REQUIRED WORK :: Look below. Copy each line that has "accept" in it.

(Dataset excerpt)
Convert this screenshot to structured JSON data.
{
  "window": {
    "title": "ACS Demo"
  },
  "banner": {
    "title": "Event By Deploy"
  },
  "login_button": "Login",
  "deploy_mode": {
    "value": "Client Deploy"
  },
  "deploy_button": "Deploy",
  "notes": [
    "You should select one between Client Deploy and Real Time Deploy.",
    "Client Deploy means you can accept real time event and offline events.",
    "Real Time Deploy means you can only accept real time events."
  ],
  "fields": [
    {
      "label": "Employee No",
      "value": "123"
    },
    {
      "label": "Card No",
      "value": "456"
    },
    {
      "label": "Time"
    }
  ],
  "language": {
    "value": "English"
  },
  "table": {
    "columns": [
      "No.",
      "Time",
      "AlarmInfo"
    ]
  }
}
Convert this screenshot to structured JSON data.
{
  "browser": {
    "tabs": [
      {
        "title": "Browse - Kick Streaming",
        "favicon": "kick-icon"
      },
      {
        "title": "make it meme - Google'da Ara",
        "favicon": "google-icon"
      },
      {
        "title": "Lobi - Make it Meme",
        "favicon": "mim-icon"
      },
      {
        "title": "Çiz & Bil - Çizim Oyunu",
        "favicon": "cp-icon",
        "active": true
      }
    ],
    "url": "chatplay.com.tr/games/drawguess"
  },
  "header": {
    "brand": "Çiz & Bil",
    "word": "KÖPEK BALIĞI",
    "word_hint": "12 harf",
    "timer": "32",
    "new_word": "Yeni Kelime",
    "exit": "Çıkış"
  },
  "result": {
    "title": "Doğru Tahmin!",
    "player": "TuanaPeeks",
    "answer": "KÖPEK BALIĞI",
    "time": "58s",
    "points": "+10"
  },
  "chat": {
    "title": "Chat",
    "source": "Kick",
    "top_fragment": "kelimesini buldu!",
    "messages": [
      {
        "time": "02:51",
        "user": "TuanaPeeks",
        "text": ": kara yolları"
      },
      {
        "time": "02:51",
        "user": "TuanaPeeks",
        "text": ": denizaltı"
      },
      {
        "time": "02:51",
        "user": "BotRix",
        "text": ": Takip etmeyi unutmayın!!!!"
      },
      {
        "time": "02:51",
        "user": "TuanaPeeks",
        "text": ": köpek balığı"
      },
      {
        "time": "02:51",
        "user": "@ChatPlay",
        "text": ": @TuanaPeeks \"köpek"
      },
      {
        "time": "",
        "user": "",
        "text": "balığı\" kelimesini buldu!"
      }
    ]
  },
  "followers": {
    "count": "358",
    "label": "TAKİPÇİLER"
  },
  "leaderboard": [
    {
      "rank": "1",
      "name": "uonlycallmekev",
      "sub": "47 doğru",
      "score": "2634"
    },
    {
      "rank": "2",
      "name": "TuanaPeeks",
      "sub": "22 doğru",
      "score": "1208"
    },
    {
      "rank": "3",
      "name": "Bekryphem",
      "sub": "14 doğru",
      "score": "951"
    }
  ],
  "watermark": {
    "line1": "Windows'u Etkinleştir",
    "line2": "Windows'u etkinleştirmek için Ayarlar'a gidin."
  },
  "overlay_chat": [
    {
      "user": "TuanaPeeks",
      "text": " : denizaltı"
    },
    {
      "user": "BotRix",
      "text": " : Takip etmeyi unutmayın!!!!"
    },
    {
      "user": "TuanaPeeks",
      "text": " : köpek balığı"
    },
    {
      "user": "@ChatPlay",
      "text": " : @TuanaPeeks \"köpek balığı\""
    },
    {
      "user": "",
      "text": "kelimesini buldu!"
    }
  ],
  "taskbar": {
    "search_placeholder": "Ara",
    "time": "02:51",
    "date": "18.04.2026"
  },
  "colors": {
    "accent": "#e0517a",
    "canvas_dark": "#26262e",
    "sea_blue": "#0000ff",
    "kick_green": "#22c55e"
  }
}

EXERCISE RESULT ::
    "Client Deploy means you can accept real time event and offline events.",
    "Real Time Deploy means you can only accept real time events."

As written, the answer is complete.